PROBLEM DETAILS: From the entries below, tally how many lines contain "chevron" and report only that figure.
________
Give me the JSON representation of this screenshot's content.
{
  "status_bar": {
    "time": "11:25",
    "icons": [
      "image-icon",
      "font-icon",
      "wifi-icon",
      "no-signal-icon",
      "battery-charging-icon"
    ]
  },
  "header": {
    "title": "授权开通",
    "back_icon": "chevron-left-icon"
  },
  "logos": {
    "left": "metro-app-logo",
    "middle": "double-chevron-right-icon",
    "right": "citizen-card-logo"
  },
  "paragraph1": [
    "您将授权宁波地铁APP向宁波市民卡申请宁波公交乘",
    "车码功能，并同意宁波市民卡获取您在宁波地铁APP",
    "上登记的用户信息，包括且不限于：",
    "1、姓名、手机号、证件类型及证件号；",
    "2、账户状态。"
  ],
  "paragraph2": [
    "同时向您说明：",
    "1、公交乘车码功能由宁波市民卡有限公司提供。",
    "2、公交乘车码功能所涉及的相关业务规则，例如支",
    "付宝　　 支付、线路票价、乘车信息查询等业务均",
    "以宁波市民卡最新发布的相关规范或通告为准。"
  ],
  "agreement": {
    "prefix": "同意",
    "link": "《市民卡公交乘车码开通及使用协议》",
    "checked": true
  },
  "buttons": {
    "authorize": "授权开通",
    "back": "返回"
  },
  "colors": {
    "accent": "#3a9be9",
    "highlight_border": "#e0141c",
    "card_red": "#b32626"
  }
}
________
THE REPLY: 2